** START DATA FOR THIS TASK **

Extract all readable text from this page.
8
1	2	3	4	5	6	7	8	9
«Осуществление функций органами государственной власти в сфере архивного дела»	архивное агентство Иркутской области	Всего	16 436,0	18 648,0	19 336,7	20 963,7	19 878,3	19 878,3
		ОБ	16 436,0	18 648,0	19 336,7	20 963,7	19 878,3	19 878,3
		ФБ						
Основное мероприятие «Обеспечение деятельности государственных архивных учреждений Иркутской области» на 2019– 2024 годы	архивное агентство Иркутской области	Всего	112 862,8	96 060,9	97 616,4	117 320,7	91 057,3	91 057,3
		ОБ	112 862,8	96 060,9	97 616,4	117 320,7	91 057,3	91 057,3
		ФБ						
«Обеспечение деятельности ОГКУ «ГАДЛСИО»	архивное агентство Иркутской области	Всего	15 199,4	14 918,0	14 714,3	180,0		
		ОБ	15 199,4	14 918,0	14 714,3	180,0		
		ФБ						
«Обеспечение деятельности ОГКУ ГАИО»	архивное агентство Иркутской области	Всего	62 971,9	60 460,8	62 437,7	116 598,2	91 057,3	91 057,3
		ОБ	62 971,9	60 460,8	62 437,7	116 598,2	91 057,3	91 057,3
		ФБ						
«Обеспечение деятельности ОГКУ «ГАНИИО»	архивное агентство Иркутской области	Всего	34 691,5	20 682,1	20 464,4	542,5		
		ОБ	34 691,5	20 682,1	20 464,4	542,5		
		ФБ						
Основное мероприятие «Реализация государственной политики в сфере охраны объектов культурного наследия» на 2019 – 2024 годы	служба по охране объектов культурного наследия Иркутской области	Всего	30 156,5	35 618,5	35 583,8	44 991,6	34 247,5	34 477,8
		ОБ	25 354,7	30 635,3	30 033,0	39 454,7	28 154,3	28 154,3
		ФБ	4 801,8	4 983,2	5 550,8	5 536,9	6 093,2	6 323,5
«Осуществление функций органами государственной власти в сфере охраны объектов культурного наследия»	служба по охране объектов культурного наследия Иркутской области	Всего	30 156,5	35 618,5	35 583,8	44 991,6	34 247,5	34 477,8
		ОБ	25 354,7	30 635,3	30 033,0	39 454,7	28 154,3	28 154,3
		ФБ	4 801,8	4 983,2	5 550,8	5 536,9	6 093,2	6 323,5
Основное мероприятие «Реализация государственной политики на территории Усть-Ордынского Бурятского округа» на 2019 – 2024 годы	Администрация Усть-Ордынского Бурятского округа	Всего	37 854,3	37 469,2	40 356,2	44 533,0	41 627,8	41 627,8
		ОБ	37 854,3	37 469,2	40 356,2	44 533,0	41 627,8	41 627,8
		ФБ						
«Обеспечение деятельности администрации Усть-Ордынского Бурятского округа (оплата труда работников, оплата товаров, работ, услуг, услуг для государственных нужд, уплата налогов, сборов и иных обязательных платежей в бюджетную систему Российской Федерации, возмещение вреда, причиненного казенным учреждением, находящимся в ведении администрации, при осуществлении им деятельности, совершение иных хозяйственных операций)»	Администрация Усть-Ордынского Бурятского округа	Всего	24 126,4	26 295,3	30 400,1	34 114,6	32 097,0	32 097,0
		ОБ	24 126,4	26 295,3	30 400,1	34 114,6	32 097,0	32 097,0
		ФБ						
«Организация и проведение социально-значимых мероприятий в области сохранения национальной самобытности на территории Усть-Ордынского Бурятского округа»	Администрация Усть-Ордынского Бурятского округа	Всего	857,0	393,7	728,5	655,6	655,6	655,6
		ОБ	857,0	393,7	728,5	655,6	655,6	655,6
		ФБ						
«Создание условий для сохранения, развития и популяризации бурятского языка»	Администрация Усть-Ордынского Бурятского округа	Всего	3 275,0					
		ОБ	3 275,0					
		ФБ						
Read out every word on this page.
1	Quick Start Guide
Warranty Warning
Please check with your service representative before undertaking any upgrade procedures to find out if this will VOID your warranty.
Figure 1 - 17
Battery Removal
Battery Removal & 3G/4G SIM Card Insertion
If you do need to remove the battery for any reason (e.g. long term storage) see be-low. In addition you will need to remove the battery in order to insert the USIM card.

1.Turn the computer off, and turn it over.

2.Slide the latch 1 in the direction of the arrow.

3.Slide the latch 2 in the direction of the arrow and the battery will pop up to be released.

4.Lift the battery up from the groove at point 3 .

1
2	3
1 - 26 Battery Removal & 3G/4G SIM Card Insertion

** END DATA FOR THIS TASK **

» **WORK INSTRUCTIONS**
From the data above, gather every line that includes the word "Insertion".

» **SOLUTION TO THIS PROBLEM**
Battery Removal & 3G/4G SIM Card Insertion
1 - 26 Battery Removal & 3G/4G SIM Card Insertion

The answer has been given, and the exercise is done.